### What the exercise asks
Your task is to return all the entries below exactly, with every picture omitted.
^^^^^^^^
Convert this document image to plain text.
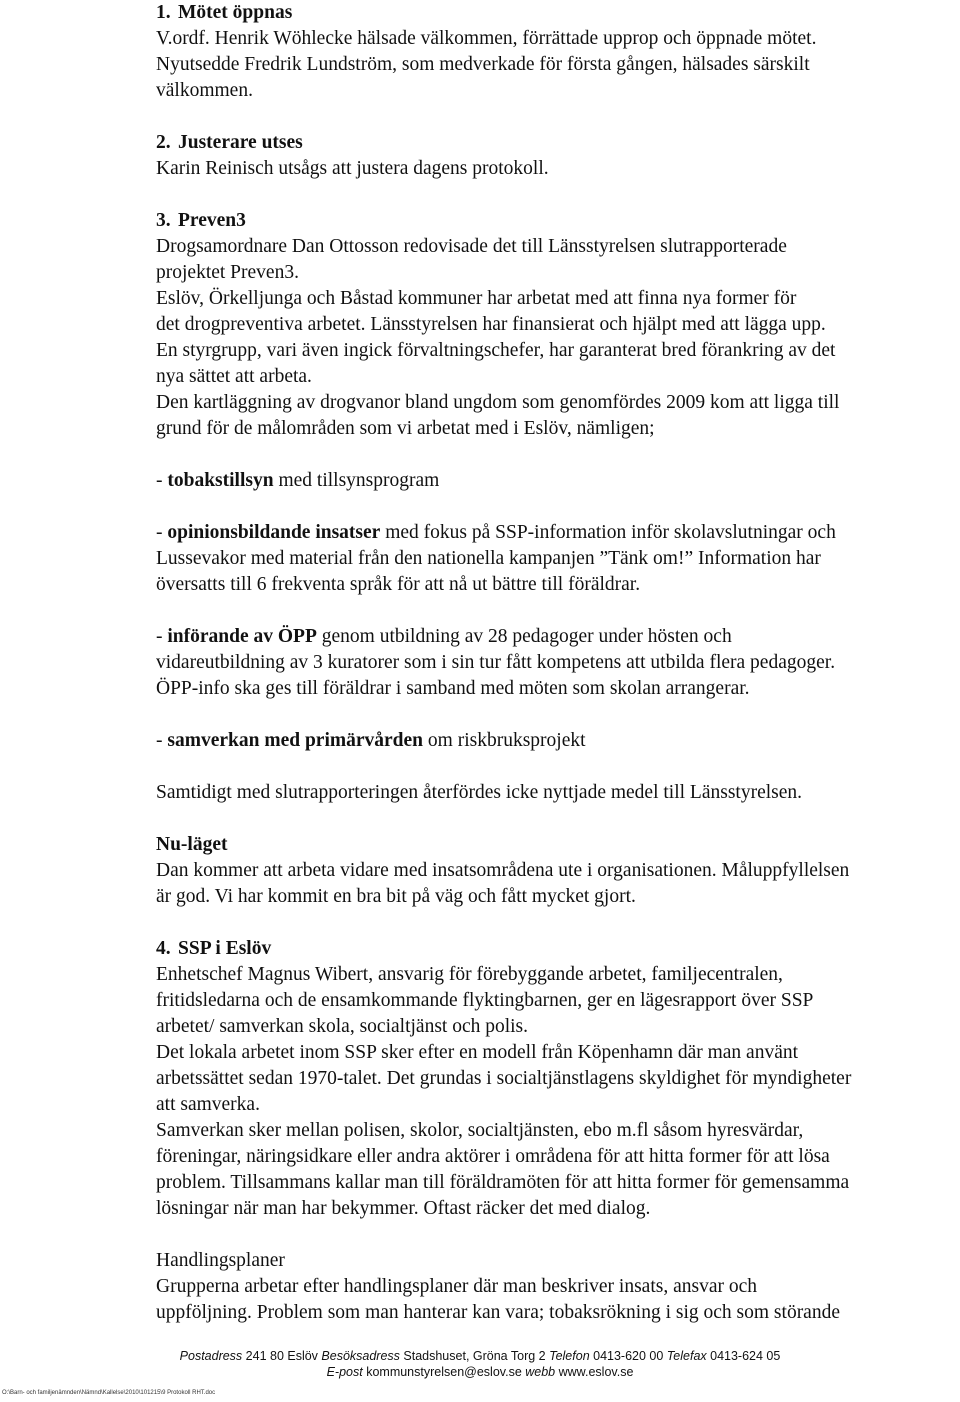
1. Mötet öppnas
V.ordf. Henrik Wöhlecke hälsade välkommen, förrättade upprop och öppnade mötet.
Nyutsedde Fredrik Lundström, som medverkade för första gången, hälsades särskilt
välkommen.
2. Justerare utses
Karin Reinisch utsågs att justera dagens protokoll.
3. Preven3
Drogsamordnare Dan Ottosson redovisade det till Länsstyrelsen slutrapporterade
projektet Preven3.
Eslöv, Örkelljunga och Båstad kommuner har arbetat med att finna nya former för
det drogpreventiva arbetet. Länsstyrelsen har finansierat och hjälpt med att lägga upp.
En styrgrupp, vari även ingick förvaltningschefer, har garanterat bred förankring av det
nya sättet att arbeta.
Den kartläggning av drogvanor bland ungdom som genomfördes 2009 kom att ligga till
grund för de målområden som vi arbetat med i Eslöv, nämligen;
- tobakstillsyn med tillsynsprogram
- opinionsbildande insatser med fokus på SSP-information inför skolavslutningar och
Lussevakor med material från den nationella kampanjen ”Tänk om!” Information har
översatts till 6 frekventa språk för att nå ut bättre till föräldrar.
- införande av ÖPP genom utbildning av 28 pedagoger under hösten och
vidareutbildning av 3 kuratorer som i sin tur fått kompetens att utbilda flera pedagoger.
ÖPP-info ska ges till föräldrar i samband med möten som skolan arrangerar.
- samverkan med primärvården om riskbruksprojekt
Samtidigt med slutrapporteringen återfördes icke nyttjade medel till Länsstyrelsen.
Nu-läget
Dan kommer att arbeta vidare med insatsområdena ute i organisationen. Måluppfyllelsen
är god. Vi har kommit en bra bit på väg och fått mycket gjort.
4. SSP i Eslöv
Enhetschef Magnus Wibert, ansvarig för förebyggande arbetet, familjecentralen,
fritidsledarna och de ensamkommande flyktingbarnen, ger en lägesrapport över SSP
arbetet/ samverkan skola, socialtjänst och polis.
Det lokala arbetet inom SSP sker efter en modell från Köpenhamn där man använt
arbetssättet sedan 1970-talet. Det grundas i socialtjänstlagens skyldighet för myndigheter
att samverka.
Samverkan sker mellan polisen, skolor, socialtjänsten, ebo m.fl såsom hyresvärdar,
föreningar, näringsidkare eller andra aktörer i områdena för att hitta former för att lösa
problem. Tillsammans kallar man till föräldramöten för att hitta former för gemensamma
lösningar när man har bekymmer. Oftast räcker det med dialog.
Handlingsplaner
Grupperna arbetar efter handlingsplaner där man beskriver insats, ansvar och
uppföljning. Problem som man hanterar kan vara; tobaksrökning i sig och som störande
Postadress 241 80 Eslöv Besöksadress Stadshuset, Gröna Torg 2 Telefon 0413-620 00 Telefax 0413-624 05
E-post kommunstyrelsen@eslov.se webb www.eslov.se
O:\Barn- och familjenämnden\Nämnd\Kallelse\2010\101215\9 Protokoll RHT.doc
^^^^^^^^
### Task answer
Convert this document image to plain text.
1. Mötet öppnas
V.ordf. Henrik Wöhlecke hälsade välkommen, förrättade upprop och öppnade mötet.
Nyutsedde Fredrik Lundström, som medverkade för första gången, hälsades särskilt
välkommen.
2. Justerare utses
Karin Reinisch utsågs att justera dagens protokoll.
3. Preven3
Drogsamordnare Dan Ottosson redovisade det till Länsstyrelsen slutrapporterade
projektet Preven3.
Eslöv, Örkelljunga och Båstad kommuner har arbetat med att finna nya former för
det drogpreventiva arbetet. Länsstyrelsen har finansierat och hjälpt med att lägga upp.
En styrgrupp, vari även ingick förvaltningschefer, har garanterat bred förankring av det
nya sättet att arbeta.
Den kartläggning av drogvanor bland ungdom som genomfördes 2009 kom att ligga till
grund för de målområden som vi arbetat med i Eslöv, nämligen;
- tobakstillsyn med tillsynsprogram
- opinionsbildande insatser med fokus på SSP-information inför skolavslutningar och
Lussevakor med material från den nationella kampanjen ”Tänk om!” Information har
översatts till 6 frekventa språk för att nå ut bättre till föräldrar.
- införande av ÖPP genom utbildning av 28 pedagoger under hösten och
vidareutbildning av 3 kuratorer som i sin tur fått kompetens att utbilda flera pedagoger.
ÖPP-info ska ges till föräldrar i samband med möten som skolan arrangerar.
- samverkan med primärvården om riskbruksprojekt
Samtidigt med slutrapporteringen återfördes icke nyttjade medel till Länsstyrelsen.
Nu-läget
Dan kommer att arbeta vidare med insatsområdena ute i organisationen. Måluppfyllelsen
är god. Vi har kommit en bra bit på väg och fått mycket gjort.
4. SSP i Eslöv
Enhetschef Magnus Wibert, ansvarig för förebyggande arbetet, familjecentralen,
fritidsledarna och de ensamkommande flyktingbarnen, ger en lägesrapport över SSP
arbetet/ samverkan skola, socialtjänst och polis.
Det lokala arbetet inom SSP sker efter en modell från Köpenhamn där man använt
arbetssättet sedan 1970-talet. Det grundas i socialtjänstlagens skyldighet för myndigheter
att samverka.
Samverkan sker mellan polisen, skolor, socialtjänsten, ebo m.fl såsom hyresvärdar,
föreningar, näringsidkare eller andra aktörer i områdena för att hitta former för att lösa
problem. Tillsammans kallar man till föräldramöten för att hitta former för gemensamma
lösningar när man har bekymmer. Oftast räcker det med dialog.
Handlingsplaner
Grupperna arbetar efter handlingsplaner där man beskriver insats, ansvar och
uppföljning. Problem som man hanterar kan vara; tobaksrökning i sig och som störande
Postadress 241 80 Eslöv Besöksadress Stadshuset, Gröna Torg 2 Telefon 0413-620 00 Telefax 0413-624 05
E-post kommunstyrelsen@eslov.se webb www.eslov.se
O:\Barn- och familjenämnden\Nämnd\Kallelse\2010\101215\9 Protokoll RHT.doc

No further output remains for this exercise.